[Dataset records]
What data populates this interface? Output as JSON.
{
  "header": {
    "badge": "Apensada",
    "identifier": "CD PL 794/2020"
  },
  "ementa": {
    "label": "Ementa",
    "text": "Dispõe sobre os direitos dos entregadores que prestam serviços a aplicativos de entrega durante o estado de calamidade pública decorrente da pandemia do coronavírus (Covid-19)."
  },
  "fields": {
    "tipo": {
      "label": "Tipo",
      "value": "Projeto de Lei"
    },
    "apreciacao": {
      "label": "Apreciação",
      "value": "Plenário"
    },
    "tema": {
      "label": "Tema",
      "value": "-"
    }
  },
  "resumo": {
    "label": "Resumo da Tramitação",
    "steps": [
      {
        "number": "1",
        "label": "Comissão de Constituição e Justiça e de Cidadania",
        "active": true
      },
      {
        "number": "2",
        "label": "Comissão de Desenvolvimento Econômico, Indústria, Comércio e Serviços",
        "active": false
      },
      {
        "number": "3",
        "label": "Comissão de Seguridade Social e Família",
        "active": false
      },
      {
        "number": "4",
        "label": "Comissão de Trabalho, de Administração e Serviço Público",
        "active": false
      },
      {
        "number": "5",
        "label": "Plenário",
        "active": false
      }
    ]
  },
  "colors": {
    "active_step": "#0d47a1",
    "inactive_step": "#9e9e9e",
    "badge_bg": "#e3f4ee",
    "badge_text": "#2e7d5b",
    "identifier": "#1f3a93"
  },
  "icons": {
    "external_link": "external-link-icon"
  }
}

→ **Instruction**
Every line in the data that holds "Comissão" should be copied out.

→ **Finished answer**
        "label": "Comissão de Constituição e Justiça e de Cidadania",
        "label": "Comissão de Desenvolvimento Econômico, Indústria, Comércio e Serviços",
        "label": "Comissão de Seguridade Social e Família",
        "label": "Comissão de Trabalho, de Administração e Serviço Público",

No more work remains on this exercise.